[WHAT THE EXERCISE ASKS]:
Scan the following material for the string "Savana" and copy each line in which it appears.

[MATERIALS PROVIDED]:
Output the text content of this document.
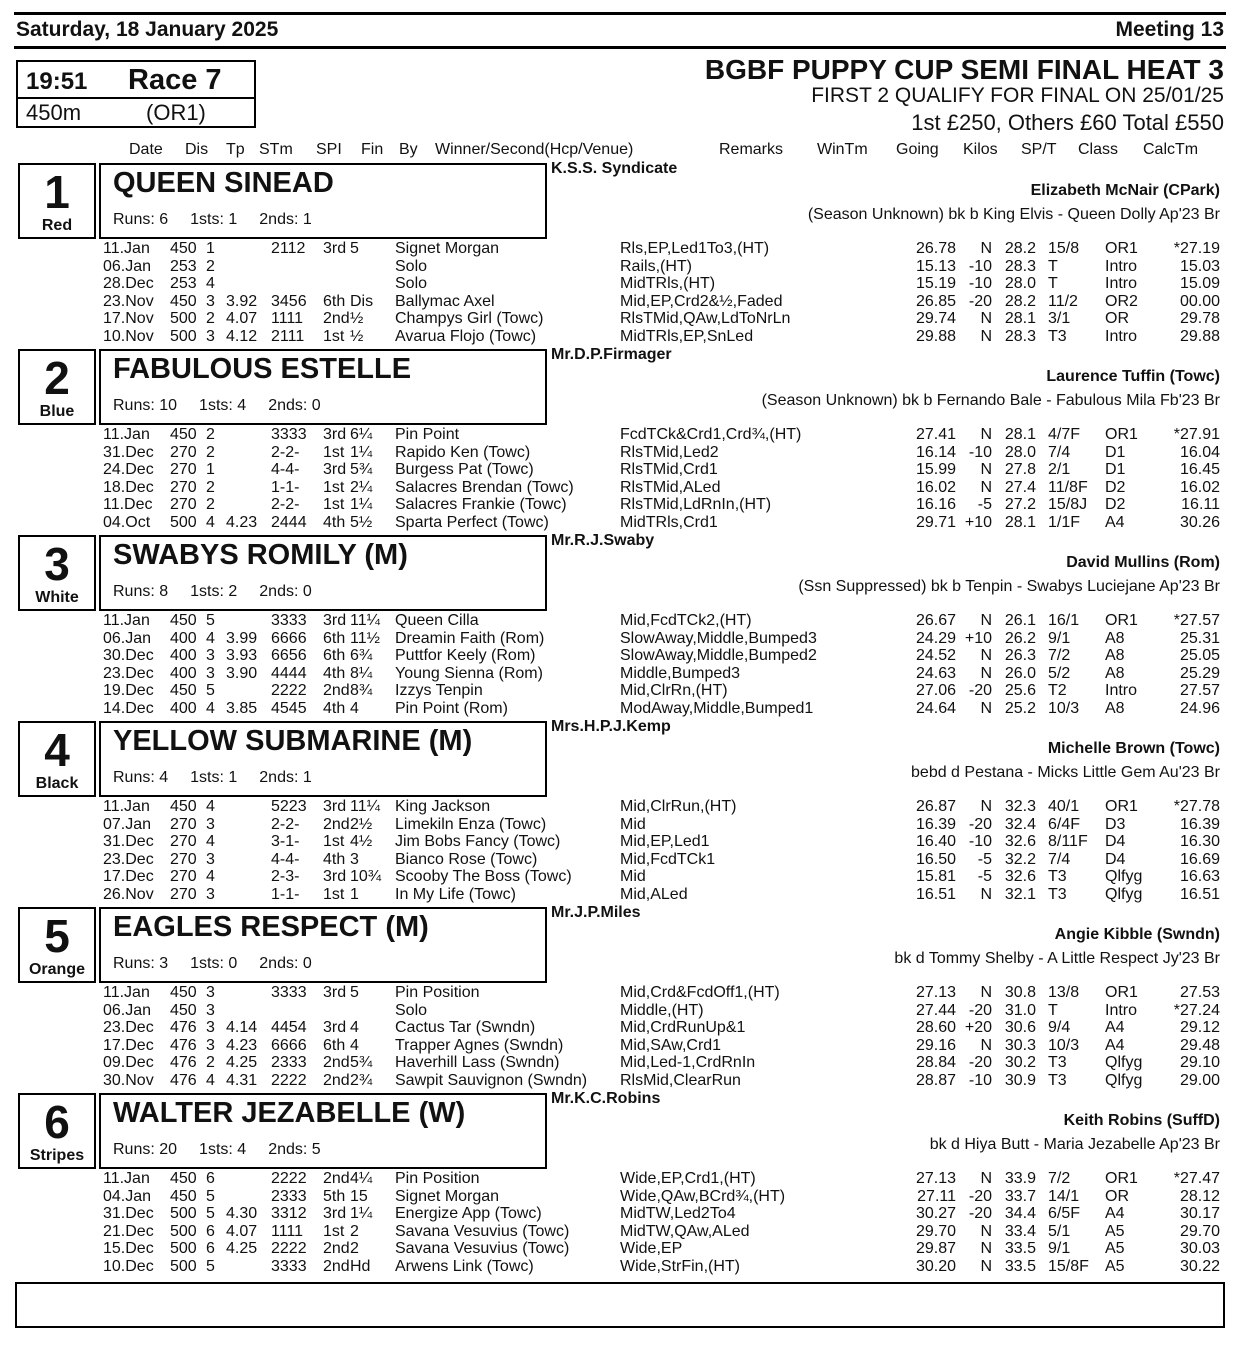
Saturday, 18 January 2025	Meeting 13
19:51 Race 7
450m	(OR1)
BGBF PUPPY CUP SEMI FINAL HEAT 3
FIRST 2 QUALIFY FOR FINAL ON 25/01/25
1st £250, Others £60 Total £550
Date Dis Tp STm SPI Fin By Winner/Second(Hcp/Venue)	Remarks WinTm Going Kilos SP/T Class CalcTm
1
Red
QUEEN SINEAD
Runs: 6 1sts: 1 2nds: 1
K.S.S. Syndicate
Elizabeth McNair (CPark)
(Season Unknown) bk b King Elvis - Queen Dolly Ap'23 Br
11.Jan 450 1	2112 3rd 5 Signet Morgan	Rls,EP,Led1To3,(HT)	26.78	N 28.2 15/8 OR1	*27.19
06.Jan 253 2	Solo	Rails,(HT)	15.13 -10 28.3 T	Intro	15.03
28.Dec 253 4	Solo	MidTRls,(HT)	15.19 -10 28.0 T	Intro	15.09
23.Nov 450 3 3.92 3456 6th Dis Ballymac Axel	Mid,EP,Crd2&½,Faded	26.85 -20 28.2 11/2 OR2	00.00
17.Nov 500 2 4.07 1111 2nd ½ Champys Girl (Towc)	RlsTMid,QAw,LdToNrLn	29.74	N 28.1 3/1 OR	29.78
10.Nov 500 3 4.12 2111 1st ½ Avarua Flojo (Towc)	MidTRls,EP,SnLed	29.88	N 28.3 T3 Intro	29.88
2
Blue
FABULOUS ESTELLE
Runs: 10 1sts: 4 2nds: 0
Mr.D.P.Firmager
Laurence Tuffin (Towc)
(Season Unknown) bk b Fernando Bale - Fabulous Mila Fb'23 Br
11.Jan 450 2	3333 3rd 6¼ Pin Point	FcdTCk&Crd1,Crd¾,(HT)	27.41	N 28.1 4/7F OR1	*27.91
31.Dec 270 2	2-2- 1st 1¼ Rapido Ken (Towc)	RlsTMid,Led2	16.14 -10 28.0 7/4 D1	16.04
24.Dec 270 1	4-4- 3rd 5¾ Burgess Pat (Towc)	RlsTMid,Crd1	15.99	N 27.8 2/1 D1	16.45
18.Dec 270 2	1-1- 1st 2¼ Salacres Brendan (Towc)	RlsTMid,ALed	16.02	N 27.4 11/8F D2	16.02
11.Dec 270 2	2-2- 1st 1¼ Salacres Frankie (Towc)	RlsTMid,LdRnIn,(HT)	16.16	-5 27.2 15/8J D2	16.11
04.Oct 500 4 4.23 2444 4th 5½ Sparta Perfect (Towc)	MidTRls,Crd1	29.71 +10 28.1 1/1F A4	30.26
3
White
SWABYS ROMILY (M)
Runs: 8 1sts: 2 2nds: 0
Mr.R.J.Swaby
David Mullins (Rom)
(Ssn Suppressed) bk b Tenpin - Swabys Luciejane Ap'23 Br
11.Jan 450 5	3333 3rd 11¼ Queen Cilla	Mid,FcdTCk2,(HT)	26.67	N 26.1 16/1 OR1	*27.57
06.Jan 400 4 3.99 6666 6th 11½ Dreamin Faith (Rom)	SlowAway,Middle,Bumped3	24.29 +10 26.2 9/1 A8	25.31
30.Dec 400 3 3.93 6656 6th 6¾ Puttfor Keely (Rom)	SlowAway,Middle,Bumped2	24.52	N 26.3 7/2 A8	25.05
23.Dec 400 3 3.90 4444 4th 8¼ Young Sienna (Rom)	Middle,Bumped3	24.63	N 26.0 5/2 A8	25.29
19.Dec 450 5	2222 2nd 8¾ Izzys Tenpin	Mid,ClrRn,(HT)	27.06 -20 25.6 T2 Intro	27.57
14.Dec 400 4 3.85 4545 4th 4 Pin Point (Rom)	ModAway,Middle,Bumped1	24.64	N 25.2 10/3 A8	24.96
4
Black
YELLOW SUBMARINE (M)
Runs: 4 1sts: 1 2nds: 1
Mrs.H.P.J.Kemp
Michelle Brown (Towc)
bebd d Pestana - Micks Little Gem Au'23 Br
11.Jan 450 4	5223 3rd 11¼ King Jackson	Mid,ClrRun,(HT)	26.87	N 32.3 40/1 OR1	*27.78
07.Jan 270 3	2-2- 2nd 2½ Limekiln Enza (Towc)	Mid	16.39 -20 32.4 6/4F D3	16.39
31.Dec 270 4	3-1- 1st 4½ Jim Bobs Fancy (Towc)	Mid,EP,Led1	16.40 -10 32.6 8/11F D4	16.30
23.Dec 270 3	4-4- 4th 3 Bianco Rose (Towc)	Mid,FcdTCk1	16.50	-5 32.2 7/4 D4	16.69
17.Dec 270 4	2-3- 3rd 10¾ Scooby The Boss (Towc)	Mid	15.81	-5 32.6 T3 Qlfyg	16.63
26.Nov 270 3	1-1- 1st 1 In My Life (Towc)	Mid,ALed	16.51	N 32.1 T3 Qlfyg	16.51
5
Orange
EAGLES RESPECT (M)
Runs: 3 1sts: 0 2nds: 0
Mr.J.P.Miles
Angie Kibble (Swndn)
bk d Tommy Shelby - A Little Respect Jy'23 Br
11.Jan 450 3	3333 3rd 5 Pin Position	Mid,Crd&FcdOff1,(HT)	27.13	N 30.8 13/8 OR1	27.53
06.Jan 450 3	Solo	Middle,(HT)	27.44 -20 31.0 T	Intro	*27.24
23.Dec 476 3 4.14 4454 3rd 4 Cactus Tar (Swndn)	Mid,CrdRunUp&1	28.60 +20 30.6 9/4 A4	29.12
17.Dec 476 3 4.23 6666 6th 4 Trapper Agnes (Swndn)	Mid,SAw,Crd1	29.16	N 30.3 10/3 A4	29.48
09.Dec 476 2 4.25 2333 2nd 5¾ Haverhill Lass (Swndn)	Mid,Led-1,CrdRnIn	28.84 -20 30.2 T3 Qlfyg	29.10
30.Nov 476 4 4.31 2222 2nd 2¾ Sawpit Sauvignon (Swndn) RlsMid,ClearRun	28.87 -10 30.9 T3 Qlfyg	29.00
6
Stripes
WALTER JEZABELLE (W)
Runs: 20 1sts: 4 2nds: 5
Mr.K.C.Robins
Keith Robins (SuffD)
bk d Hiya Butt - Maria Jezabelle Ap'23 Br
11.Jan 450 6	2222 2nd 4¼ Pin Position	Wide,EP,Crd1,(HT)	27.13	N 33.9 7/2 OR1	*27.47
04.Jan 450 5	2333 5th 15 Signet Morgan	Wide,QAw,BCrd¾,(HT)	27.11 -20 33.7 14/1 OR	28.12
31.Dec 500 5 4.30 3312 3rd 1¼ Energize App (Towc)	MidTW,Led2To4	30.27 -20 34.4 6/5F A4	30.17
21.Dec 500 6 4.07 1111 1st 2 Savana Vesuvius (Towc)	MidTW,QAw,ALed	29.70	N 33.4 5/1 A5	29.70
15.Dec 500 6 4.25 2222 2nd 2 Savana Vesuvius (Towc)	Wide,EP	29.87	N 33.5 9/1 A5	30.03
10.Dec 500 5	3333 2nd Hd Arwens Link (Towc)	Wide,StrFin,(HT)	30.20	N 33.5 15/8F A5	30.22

[EXERCISE SOLUTION]:
21.Dec 500 6 4.07 1111 1st 2 Savana Vesuvius (Towc)	MidTW,QAw,ALed	29.70	N 33.4 5/1 A5	29.70
15.Dec 500 6 4.25 2222 2nd 2 Savana Vesuvius (Towc)	Wide,EP	29.87	N 33.5 9/1 A5	30.03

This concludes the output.